Exactly reproduce each line of the listing that follows.

-------- Material supplied

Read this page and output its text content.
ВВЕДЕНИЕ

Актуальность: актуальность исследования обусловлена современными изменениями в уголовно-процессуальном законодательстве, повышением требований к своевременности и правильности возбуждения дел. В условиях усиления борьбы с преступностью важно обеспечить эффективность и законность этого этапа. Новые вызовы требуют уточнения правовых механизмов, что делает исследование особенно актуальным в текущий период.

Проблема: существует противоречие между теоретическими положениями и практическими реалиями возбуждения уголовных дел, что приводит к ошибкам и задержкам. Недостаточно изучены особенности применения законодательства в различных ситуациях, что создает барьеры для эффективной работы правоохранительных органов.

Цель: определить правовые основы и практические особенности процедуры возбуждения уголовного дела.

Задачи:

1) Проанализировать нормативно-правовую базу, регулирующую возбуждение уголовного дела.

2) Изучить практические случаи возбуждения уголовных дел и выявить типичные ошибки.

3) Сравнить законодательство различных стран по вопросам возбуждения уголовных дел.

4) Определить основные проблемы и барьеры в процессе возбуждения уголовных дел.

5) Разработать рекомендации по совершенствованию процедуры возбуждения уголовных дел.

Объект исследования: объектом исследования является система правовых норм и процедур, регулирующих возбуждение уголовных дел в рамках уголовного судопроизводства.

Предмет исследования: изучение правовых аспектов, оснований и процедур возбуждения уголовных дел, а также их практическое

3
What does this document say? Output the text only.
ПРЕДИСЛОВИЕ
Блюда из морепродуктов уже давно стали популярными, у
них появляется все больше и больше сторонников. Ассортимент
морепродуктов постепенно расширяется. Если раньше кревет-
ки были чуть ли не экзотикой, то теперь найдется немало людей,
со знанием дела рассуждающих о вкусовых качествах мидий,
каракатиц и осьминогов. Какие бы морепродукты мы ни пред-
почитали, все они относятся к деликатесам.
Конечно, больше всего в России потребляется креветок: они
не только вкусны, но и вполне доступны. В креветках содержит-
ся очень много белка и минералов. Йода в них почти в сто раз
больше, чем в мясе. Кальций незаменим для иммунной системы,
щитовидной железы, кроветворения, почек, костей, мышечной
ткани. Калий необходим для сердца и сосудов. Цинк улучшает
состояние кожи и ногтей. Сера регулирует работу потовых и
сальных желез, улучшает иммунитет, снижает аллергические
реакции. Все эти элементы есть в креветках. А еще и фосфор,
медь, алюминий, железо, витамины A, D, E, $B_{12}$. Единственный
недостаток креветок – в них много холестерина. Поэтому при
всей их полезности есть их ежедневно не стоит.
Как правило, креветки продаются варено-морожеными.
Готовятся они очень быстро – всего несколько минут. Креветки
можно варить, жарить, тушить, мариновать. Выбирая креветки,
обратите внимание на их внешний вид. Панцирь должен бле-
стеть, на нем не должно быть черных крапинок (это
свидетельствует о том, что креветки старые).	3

----------------

Written answer
Read this page and output its text content.
ВВЕДЕНИЕ

Актуальность: актуальность исследования обусловлена современными изменениями в уголовно-процессуальном законодательстве, повышением требований к своевременности и правильности возбуждения дел. В условиях усиления борьбы с преступностью важно обеспечить эффективность и законность этого этапа. Новые вызовы требуют уточнения правовых механизмов, что делает исследование особенно актуальным в текущий период.

Проблема: существует противоречие между теоретическими положениями и практическими реалиями возбуждения уголовных дел, что приводит к ошибкам и задержкам. Недостаточно изучены особенности применения законодательства в различных ситуациях, что создает барьеры для эффективной работы правоохранительных органов.

Цель: определить правовые основы и практические особенности процедуры возбуждения уголовного дела.

Задачи:

1) Проанализировать нормативно-правовую базу, регулирующую возбуждение уголовного дела.

2) Изучить практические случаи возбуждения уголовных дел и выявить типичные ошибки.

3) Сравнить законодательство различных стран по вопросам возбуждения уголовных дел.

4) Определить основные проблемы и барьеры в процессе возбуждения уголовных дел.

5) Разработать рекомендации по совершенствованию процедуры возбуждения уголовных дел.

Объект исследования: объектом исследования является система правовых норм и процедур, регулирующих возбуждение уголовных дел в рамках уголовного судопроизводства.

Предмет исследования: изучение правовых аспектов, оснований и процедур возбуждения уголовных дел, а также их практическое

3
What does this document say? Output the text only.
ПРЕДИСЛОВИЕ
Блюда из морепродуктов уже давно стали популярными, у
них появляется все больше и больше сторонников. Ассортимент
морепродуктов постепенно расширяется. Если раньше кревет-
ки были чуть ли не экзотикой, то теперь найдется немало людей,
со знанием дела рассуждающих о вкусовых качествах мидий,
каракатиц и осьминогов. Какие бы морепродукты мы ни пред-
почитали, все они относятся к деликатесам.
Конечно, больше всего в России потребляется креветок: они
не только вкусны, но и вполне доступны. В креветках содержит-
ся очень много белка и минералов. Йода в них почти в сто раз
больше, чем в мясе. Кальций незаменим для иммунной системы,
щитовидной железы, кроветворения, почек, костей, мышечной
ткани. Калий необходим для сердца и сосудов. Цинк улучшает
состояние кожи и ногтей. Сера регулирует работу потовых и
сальных желез, улучшает иммунитет, снижает аллергические
реакции. Все эти элементы есть в креветках. А еще и фосфор,
медь, алюминий, железо, витамины A, D, E, $B_{12}$. Единственный
недостаток креветок – в них много холестерина. Поэтому при
всей их полезности есть их ежедневно не стоит.
Как правило, креветки продаются варено-морожеными.
Готовятся они очень быстро – всего несколько минут. Креветки
можно варить, жарить, тушить, мариновать. Выбирая креветки,
обратите внимание на их внешний вид. Панцирь должен бле-
стеть, на нем не должно быть черных крапинок (это
свидетельствует о том, что креветки старые).	3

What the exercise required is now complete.